■ TEXTE À ÉTUDIER
------------------------------------------------------------------------

Dès la fin 2011, les premiers 160 véhicules fonctionnant avec un mélange de 10 % de diesel de canne à sucre, ont commencé à circuler à São Paulo. 60 autres fonctionnent avec de l’éthanol, un carburant qui réduit jusqu’à 90 % les émissions nocives par rapport au diesel classique. Les autorités municipales relèvent qu’à ce jour, seule la ville de Stockholm possède des véhicules équipés de telles motorisations. Par ailleurs, dans le parc de véhicules de la ville, figurent 1 200 autobus dont le carburant est un mélange à 20 % de biodiesel. Sont également en cours les renouvellements de 140 des 200 trolleybus qui circulent dans la capitale économique du Brésil, remplacés par des modèles plus récents et plus efficaces énergétiquement. Autre initiative en matière de transfert des véhicules individuels vers les modes doux, l’augmentation du nombre et de la taille des pistes cyclables. La ville en compte aujourd’hui 54,4 kilomètres. Il est question de les doubler et de dépasser la centaine de kilomètres. Ici, les pistes cyclables sont des itinéraires exclusivement réservés à la circulation de bicyclettes. Les deux-roues motorisés font même l’objet de restrictions dans certains quartiers à certaines heures. À cela, il faut ajouter les « bandes roulantes ». Elles totalisent 67 kilomètres mais, contrairement aux pistes cyclables qui sont en principe utilisées par les habitants pour se rendre à leur travail, elles ne sont utilisables que les dimanches et jours fériés, de 7 h 00 à 16 h 00, avec une vocation loisirs. Plus que jamais, São Paulo, qui a fait de la créativité l’une de ses caractéristiques d’avenir, doit faire preuve d’imagination pour rendre respirables ses formidables atouts économiques, culturels, gastronomiques… et sportifs. L’année prochaine, devant 26 milliards de téléspectateurs, ce sera sur ce dernier point, avec la coupe du monde de football, que seront révélées les forces et faiblesses des transports du Brésil.
– bus et trolleybus: 42 000
– sociétés d’exploitation: 26
– terminaux de bus: 31
– couloirs de bus: 10
– lignes de bus: 1 300
– réseau de bus: 4 400 km
– arrêts de bus: 19 000
– stations de métro: 67
– lignes de métro: 5
– réseau de métro: 74 km
– gares: 98
– lignes de train: 8
– réseau ferroviaire: 260 km
(source: City Hall São Paulo)
São Paulo est l’une des douze villes sièges de la future coupe du monde, au Brésil. Parmi les neufs stades que compte la mégalopole, c’est l’Itaquero, l’arène des Corinthians, également appelé l’Arena de São Paulo, qui a été retenu. Il recevra six matchs, notamment celui de l’ouverture du tournoi, le 12 juin, ainsi qu’une demi-finale. Situé dans l’est de la ville, dans un quartier défavorisé de 4 millions d’habitants, il aura à ce moment une capacité de 48 000 sièges, auxquels on ajoutera 20 000 sièges amovibles pour atteindre la capacité exigée par la Fédération internationale de football association, l’organisateur de la compétition. Le chantier en cours emploie 6 000 personnes et prévoit une livraison pour le début de l’année prochaine.

------------------------------------------------------------------------

■ DONNÉES DE TRAVAIL
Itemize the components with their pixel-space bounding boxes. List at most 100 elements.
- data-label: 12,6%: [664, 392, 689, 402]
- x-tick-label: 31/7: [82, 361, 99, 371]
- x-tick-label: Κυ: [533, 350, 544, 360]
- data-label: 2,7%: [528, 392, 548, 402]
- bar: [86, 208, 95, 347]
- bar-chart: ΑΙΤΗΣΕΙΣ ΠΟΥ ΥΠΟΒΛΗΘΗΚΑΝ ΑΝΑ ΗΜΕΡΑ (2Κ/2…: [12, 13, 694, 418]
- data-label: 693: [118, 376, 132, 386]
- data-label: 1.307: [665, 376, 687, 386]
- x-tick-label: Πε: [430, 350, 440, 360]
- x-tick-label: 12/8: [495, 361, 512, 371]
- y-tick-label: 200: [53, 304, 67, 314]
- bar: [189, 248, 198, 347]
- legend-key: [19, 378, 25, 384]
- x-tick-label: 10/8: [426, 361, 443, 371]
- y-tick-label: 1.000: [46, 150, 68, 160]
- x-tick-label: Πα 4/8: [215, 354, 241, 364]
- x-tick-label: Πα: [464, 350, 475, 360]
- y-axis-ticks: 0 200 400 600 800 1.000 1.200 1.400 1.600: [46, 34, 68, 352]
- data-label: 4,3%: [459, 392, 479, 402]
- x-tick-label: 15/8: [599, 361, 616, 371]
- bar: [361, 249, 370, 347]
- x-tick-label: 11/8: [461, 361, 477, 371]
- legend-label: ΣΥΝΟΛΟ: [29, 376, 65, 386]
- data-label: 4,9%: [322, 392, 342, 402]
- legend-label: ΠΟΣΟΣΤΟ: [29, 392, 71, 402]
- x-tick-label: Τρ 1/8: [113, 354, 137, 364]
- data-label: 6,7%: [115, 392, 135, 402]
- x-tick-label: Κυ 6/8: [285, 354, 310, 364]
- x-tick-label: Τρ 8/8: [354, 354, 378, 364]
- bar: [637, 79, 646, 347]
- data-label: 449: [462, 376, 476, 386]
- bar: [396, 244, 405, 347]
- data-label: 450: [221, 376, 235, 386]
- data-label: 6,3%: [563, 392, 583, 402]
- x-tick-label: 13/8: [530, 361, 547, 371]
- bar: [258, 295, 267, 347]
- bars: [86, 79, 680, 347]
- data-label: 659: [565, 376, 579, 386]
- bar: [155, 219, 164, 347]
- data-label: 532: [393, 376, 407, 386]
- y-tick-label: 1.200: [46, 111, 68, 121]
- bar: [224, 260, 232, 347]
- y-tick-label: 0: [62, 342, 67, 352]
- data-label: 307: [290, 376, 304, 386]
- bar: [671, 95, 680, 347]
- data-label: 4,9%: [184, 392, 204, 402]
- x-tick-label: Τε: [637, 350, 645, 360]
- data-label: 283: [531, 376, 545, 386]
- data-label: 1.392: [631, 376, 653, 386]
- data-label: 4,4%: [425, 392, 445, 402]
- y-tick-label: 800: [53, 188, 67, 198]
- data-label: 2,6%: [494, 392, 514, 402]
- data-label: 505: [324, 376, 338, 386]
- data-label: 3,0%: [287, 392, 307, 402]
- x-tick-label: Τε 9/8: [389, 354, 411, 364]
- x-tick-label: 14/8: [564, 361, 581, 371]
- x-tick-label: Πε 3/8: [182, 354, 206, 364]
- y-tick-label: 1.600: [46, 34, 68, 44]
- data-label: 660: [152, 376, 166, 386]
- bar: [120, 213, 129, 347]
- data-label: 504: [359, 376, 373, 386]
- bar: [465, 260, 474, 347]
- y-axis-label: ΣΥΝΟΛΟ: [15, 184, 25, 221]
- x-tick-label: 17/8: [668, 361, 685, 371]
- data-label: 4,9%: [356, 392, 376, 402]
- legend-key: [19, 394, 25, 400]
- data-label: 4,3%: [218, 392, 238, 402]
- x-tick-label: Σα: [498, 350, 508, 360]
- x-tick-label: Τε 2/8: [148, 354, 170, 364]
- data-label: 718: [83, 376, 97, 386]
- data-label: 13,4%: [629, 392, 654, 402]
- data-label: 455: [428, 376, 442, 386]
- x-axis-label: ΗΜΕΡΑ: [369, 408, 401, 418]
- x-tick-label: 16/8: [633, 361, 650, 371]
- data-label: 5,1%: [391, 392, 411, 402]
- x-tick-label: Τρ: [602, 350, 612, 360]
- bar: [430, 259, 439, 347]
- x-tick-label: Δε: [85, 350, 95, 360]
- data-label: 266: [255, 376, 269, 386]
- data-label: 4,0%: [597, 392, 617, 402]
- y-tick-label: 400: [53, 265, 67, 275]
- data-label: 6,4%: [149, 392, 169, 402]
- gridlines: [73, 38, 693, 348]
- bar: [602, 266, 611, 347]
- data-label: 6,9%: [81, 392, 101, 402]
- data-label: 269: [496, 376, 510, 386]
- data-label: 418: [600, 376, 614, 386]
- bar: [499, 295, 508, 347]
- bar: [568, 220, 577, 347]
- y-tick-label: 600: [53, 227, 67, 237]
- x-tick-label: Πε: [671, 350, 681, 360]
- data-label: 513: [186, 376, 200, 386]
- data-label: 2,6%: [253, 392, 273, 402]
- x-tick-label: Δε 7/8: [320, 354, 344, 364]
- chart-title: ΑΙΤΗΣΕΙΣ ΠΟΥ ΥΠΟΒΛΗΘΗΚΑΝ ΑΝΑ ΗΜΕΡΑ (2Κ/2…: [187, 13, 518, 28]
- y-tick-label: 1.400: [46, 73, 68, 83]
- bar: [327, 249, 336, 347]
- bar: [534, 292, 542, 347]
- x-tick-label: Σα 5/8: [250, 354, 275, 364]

------------------------------------------------------------------------

■ CONSIGNES
• A. Répondez à ces questions sur le texte consacré aux transports de São Paulo :
(i) Combien de kilomètres de pistes cyclables la ville compte-t-elle aujourd'hui ?
(ii) Quels jours et à quelles heures les « bandes roulantes » sont-elles utilisables ?
(iii) Combien de matchs l'Arena de São Paulo recevra-t-elle ?
• B. Recopiez mot pour mot le passage du texte consacré aux transports de São Paulo qui va de « São Paulo est » jusqu'à « de l’année prochaine. » inclus.

■ CORRIGÉ
• A.
(i) 54,4 kilomètres.
(ii) Les dimanches et jours fériés, de 7 h 00 à 16 h 00.
(iii) Six matchs.

• B.
São Paulo est l’une des douze villes sièges de la future coupe du monde, au Brésil. Parmi les neufs stades que compte la mégalopole, c’est l’Itaquero, l’arène des Corinthians, également appelé l’Arena de São Paulo, qui a été retenu. Il recevra six matchs, notamment celui de l’ouverture du tournoi, le 12 juin, ainsi qu’une demi-finale. Situé dans l’est de la ville, dans un quartier défavorisé de 4 millions d’habitants, il aura à ce moment une capacité de 48 000 sièges, auxquels on ajoutera 20 000 sièges amovibles pour atteindre la capacité exigée par la Fédération internationale de football association, l’organisateur de la compétition. Le chantier en cours emploie 6 000 personnes et prévoit une livraison pour le début de l’année prochaine.